--- Start Supplied records ---
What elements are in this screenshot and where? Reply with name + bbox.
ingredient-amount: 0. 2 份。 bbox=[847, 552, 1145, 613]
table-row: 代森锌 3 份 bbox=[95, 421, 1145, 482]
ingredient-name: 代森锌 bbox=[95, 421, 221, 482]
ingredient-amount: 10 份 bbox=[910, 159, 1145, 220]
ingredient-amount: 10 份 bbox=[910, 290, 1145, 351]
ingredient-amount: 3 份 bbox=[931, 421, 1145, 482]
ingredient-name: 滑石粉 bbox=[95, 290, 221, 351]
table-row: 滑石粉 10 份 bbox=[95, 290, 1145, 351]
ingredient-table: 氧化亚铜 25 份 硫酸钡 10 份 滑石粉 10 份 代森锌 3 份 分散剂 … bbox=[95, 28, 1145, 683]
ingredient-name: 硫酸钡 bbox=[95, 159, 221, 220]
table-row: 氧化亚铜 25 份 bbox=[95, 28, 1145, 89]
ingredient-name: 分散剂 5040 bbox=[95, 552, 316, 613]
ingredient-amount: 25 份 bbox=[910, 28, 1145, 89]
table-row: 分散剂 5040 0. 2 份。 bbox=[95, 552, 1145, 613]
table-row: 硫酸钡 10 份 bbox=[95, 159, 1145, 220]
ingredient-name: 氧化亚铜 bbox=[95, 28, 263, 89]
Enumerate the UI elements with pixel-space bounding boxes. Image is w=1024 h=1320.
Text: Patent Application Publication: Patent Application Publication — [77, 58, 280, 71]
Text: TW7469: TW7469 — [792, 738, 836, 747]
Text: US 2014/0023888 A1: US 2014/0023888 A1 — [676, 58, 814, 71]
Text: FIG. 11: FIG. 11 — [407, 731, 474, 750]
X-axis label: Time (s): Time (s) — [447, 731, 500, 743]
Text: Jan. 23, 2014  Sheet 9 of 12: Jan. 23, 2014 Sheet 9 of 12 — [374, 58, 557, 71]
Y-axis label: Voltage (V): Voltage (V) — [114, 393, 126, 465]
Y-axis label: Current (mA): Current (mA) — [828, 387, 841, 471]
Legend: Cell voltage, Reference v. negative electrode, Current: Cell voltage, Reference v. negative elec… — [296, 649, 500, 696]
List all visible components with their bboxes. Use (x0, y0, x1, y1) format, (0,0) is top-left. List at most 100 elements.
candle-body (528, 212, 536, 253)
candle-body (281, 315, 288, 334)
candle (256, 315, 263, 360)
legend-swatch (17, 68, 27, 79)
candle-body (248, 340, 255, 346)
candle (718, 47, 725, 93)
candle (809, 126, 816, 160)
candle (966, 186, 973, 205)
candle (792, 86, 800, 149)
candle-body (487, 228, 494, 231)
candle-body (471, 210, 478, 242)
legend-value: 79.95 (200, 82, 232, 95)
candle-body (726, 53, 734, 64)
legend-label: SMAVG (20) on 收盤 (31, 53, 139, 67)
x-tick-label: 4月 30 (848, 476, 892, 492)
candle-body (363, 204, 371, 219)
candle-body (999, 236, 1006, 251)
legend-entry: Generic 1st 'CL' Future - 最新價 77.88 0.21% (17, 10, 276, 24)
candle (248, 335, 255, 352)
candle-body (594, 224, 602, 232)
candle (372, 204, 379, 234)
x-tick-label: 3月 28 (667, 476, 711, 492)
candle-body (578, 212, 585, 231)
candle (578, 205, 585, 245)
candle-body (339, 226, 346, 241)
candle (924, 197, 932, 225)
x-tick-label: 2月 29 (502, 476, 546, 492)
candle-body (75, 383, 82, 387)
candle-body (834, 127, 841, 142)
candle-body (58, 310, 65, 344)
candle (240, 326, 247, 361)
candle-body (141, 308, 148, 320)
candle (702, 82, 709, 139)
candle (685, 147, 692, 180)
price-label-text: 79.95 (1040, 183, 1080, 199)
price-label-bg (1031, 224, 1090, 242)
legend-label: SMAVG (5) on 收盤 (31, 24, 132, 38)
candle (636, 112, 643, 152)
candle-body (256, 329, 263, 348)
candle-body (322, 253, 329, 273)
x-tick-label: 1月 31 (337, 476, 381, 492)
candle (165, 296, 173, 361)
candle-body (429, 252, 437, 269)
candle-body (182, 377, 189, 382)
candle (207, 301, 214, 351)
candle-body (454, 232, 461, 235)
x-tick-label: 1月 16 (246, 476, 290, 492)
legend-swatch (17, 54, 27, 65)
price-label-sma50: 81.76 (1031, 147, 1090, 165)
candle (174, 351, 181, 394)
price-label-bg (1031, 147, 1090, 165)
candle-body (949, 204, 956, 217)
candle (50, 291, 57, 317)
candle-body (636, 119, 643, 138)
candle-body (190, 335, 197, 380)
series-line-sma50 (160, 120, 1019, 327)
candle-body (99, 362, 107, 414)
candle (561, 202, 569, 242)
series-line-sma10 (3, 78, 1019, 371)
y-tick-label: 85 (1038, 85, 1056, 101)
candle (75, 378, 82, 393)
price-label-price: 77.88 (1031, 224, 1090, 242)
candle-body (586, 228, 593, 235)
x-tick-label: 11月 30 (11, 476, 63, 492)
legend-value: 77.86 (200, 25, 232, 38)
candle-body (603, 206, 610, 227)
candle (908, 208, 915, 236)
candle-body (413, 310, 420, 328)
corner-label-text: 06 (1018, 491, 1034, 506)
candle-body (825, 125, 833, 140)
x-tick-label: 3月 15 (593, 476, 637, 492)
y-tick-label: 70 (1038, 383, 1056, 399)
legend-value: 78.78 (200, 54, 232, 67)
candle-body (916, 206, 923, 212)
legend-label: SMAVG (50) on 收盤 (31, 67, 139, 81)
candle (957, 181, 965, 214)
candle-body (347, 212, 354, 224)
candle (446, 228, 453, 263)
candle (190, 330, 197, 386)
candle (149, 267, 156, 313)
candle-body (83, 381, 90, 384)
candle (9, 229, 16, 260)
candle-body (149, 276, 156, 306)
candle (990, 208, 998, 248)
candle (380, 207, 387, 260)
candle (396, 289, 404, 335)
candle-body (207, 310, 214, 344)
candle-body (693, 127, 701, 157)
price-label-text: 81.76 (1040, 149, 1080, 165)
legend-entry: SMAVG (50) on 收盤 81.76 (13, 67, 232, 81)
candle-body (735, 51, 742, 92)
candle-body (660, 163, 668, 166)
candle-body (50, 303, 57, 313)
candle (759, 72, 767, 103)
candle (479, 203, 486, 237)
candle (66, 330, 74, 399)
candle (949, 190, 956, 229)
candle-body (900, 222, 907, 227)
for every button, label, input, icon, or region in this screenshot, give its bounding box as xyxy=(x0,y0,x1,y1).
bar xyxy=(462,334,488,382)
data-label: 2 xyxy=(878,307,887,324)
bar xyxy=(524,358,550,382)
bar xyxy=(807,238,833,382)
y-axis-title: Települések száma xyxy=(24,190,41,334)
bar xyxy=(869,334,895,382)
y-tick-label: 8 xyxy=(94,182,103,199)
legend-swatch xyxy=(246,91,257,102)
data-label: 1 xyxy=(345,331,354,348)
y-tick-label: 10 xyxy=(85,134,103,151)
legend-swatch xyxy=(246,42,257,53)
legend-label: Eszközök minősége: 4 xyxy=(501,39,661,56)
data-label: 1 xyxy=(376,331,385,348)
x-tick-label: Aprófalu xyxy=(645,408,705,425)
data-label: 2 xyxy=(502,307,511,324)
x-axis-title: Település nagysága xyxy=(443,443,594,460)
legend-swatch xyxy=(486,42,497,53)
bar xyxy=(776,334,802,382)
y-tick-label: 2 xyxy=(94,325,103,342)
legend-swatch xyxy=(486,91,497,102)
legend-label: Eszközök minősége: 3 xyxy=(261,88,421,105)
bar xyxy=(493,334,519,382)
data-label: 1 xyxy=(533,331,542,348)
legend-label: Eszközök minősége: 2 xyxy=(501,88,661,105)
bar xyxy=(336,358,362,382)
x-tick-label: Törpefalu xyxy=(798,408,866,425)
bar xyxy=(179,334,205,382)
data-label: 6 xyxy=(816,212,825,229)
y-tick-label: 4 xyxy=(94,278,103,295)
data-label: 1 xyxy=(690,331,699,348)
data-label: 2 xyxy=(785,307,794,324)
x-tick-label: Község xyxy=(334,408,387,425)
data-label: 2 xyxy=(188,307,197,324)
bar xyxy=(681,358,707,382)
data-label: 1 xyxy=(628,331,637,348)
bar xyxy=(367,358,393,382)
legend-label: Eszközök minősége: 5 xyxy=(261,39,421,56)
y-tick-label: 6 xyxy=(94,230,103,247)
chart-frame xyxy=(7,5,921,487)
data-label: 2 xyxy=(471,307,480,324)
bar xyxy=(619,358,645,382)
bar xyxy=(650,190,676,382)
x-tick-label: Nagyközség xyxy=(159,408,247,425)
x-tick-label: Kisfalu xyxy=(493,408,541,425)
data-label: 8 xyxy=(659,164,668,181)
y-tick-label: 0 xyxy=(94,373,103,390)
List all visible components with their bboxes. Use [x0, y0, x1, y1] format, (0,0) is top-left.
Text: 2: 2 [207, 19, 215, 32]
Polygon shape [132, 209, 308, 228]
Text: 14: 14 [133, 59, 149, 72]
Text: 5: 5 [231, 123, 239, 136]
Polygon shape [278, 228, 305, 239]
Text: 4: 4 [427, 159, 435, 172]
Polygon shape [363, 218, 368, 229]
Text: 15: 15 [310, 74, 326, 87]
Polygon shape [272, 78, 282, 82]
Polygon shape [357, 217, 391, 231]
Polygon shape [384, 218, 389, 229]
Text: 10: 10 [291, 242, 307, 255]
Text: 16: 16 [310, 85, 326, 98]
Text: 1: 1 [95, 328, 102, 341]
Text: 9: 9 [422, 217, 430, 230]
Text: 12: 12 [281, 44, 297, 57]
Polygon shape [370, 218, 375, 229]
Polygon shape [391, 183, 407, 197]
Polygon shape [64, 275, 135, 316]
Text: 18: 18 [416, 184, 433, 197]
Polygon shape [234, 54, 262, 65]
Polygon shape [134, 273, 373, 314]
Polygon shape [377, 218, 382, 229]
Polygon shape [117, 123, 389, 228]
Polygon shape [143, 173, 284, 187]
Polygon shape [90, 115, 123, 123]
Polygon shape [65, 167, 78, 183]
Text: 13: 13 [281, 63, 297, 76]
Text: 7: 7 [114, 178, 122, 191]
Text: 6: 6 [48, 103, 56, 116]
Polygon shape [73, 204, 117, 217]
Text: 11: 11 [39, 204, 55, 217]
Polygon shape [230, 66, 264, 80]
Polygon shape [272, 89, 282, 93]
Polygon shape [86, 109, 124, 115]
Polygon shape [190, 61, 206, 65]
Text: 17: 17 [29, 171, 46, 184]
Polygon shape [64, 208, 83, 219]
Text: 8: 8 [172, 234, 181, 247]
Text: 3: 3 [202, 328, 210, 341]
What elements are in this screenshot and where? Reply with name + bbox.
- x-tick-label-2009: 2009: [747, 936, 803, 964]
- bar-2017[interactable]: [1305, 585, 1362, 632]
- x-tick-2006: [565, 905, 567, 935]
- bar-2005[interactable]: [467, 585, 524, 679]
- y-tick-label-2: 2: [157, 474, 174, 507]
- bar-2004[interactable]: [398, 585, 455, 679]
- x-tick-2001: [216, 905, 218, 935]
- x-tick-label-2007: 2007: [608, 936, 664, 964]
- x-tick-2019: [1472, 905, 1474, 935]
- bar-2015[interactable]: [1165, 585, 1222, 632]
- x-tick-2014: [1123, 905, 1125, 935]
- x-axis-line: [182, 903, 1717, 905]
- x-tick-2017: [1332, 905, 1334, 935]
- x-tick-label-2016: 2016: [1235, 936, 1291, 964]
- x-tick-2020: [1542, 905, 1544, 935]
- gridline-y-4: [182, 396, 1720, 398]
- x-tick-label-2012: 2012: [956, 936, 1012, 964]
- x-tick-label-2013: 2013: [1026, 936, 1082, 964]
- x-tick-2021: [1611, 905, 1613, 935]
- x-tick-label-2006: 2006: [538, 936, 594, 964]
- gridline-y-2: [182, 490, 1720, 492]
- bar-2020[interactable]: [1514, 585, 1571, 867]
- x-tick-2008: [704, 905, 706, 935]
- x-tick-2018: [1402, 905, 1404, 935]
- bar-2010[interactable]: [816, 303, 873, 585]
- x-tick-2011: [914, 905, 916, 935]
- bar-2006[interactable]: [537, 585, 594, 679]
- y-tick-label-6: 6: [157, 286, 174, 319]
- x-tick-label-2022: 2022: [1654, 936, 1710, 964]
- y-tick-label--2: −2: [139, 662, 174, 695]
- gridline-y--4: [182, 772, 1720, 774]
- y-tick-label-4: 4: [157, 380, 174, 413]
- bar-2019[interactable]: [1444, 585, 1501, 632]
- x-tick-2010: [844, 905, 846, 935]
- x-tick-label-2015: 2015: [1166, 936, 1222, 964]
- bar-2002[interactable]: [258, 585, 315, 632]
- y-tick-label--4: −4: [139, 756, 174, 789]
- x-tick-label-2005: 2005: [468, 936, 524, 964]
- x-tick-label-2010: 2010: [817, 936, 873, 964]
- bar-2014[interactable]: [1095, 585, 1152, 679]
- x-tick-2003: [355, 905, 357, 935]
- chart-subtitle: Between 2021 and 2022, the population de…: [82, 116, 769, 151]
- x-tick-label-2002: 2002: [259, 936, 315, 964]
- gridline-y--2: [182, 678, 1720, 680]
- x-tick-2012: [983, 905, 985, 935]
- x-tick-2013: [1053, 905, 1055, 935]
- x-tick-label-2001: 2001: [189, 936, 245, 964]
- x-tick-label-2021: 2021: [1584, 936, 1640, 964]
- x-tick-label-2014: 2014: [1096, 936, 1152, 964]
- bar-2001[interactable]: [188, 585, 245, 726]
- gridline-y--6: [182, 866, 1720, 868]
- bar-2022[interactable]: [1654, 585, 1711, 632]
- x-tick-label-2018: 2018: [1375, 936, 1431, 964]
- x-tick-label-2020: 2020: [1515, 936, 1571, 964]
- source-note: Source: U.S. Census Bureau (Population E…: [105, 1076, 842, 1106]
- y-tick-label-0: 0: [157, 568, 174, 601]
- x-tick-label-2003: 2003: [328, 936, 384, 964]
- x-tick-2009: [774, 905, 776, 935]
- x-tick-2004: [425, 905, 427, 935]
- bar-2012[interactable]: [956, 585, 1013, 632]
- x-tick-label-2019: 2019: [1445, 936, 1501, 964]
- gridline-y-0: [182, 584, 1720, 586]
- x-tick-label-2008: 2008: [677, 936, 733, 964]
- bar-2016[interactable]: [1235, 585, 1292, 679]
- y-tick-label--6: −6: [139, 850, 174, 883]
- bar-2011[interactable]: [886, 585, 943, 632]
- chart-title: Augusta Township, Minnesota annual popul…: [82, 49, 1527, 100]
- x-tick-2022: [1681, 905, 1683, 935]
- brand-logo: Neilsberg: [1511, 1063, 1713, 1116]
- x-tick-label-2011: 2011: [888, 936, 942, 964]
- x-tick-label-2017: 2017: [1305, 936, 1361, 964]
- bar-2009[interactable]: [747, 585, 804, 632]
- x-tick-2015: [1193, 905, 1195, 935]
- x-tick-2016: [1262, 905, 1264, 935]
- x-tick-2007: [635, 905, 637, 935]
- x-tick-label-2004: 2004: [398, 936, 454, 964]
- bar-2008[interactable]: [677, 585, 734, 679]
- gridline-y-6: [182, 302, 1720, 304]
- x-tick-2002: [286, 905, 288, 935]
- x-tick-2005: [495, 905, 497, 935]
--- End Supplied records ---
- [Directions]
Transcribe the lines of the listing above, from its first line through the line that contains "ingredient-name: 滑石粉 bbox=[95, 290, 221, 351]", keeping them unchanged.

- [Final result]
What elements are in this screenshot and where? Reply with name + bbox.
ingredient-amount: 0. 2 份。 bbox=[847, 552, 1145, 613]
table-row: 代森锌 3 份 bbox=[95, 421, 1145, 482]
ingredient-name: 代森锌 bbox=[95, 421, 221, 482]
ingredient-amount: 10 份 bbox=[910, 159, 1145, 220]
ingredient-amount: 10 份 bbox=[910, 290, 1145, 351]
ingredient-amount: 3 份 bbox=[931, 421, 1145, 482]
ingredient-name: 滑石粉 bbox=[95, 290, 221, 351]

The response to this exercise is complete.